(Given problem):
Look through the data below. Pick out the lines holding the string "блендер".

(The input):
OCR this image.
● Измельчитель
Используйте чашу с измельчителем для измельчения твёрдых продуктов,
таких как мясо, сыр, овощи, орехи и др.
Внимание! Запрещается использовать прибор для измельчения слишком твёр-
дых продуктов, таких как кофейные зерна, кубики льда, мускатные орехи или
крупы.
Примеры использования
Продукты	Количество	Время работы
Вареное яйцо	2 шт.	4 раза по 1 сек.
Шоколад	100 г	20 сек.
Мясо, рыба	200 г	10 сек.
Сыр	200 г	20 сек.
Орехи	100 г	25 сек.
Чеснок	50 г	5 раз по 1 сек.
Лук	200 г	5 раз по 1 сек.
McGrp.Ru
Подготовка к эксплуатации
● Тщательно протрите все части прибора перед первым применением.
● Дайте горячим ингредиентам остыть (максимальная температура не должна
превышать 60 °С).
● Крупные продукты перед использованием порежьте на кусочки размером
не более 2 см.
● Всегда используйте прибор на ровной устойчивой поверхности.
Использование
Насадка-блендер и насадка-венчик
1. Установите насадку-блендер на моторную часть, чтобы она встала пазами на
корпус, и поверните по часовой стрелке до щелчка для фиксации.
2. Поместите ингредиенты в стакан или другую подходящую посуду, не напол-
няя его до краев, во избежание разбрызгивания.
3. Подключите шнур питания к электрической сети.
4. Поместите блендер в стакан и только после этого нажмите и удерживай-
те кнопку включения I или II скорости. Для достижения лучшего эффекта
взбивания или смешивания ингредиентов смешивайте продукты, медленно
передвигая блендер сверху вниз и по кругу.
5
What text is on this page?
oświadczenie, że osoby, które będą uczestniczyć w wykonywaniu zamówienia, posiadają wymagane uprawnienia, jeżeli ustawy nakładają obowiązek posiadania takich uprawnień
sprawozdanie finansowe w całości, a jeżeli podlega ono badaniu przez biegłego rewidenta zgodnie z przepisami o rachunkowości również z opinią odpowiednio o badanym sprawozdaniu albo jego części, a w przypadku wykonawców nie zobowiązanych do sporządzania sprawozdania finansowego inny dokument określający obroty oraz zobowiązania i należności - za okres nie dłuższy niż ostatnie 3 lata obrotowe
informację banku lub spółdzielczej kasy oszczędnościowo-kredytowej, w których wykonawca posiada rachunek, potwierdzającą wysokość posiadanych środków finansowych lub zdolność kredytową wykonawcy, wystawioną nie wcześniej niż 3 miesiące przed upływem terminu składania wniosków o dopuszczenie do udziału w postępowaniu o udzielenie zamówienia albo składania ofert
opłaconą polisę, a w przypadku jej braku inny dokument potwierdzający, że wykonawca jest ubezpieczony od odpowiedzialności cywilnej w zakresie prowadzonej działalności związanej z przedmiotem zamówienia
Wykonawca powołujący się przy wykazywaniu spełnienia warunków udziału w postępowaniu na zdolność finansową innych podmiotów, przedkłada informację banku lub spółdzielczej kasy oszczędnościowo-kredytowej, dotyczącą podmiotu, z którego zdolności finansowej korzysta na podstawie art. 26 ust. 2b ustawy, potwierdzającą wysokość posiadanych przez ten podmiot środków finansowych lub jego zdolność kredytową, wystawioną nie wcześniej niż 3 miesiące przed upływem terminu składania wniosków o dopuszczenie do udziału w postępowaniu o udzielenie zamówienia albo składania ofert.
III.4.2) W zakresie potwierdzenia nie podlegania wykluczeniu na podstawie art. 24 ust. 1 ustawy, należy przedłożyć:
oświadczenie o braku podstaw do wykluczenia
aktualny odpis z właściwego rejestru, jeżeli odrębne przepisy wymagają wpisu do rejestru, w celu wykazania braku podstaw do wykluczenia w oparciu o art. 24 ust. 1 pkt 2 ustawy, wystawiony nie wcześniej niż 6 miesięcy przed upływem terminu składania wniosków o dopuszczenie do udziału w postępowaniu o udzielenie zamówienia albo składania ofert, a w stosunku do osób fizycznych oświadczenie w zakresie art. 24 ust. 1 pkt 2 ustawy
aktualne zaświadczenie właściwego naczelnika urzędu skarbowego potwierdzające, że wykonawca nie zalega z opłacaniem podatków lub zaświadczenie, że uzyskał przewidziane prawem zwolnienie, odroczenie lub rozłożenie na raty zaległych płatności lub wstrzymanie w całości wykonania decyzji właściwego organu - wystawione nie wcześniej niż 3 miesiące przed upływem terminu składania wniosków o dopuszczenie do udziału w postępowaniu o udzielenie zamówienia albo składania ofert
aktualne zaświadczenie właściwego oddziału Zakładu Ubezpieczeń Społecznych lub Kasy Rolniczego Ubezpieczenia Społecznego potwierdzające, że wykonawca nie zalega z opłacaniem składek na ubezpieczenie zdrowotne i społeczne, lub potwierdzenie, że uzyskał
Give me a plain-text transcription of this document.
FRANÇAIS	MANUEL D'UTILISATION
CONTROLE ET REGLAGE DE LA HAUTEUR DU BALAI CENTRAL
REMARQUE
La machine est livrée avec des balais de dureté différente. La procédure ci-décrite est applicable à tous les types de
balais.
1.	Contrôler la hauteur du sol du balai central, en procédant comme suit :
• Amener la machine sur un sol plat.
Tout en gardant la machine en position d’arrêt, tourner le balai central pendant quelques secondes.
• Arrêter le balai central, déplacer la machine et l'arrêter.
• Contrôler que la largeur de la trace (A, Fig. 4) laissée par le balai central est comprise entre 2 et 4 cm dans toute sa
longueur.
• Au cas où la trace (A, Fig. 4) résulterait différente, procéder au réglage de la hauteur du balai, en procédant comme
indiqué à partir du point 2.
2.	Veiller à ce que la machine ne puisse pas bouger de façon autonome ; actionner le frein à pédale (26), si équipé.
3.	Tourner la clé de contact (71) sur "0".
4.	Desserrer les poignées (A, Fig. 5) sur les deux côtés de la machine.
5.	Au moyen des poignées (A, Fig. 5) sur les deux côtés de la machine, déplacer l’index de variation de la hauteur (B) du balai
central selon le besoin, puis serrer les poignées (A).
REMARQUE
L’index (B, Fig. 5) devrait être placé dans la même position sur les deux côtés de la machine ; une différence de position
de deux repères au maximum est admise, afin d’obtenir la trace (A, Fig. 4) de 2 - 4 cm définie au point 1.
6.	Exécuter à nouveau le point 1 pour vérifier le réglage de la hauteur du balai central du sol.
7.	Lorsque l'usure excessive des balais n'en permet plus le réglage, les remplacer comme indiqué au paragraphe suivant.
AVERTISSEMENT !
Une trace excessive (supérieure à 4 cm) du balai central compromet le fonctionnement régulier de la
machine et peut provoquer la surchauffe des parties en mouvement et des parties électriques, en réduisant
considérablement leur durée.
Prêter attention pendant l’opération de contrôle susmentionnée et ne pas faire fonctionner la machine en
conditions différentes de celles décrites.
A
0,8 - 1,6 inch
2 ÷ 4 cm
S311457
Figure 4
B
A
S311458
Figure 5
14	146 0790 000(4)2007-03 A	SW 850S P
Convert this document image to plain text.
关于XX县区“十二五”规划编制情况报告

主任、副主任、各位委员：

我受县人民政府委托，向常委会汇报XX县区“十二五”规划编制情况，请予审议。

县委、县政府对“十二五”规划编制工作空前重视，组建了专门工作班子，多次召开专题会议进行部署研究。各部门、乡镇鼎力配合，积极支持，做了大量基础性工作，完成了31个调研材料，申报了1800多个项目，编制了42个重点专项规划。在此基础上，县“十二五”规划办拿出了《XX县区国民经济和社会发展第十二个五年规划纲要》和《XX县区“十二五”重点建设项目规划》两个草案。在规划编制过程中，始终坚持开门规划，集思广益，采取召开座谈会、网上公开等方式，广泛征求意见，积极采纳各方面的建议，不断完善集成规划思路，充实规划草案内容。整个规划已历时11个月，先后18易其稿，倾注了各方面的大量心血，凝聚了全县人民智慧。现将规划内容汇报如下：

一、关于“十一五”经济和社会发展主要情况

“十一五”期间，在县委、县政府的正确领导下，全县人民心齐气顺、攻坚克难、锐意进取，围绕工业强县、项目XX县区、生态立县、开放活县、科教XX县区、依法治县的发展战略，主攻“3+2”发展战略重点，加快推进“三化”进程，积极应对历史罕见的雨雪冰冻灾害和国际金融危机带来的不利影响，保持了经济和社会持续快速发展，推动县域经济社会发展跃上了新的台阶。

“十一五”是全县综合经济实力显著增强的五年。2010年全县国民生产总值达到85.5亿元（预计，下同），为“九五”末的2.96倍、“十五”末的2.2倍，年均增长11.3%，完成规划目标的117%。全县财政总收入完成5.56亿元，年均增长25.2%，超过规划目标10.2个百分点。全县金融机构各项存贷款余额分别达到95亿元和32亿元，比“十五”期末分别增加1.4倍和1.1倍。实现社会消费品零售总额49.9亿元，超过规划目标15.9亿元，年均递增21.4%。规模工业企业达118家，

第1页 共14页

(Answer in full):
Насадка-блендер и насадка-венчик
1. Установите насадку-блендер на моторную часть, чтобы она встала пазами на
4. Поместите блендер в стакан и только после этого нажмите и удерживай-
передвигая блендер сверху вниз и по кругу.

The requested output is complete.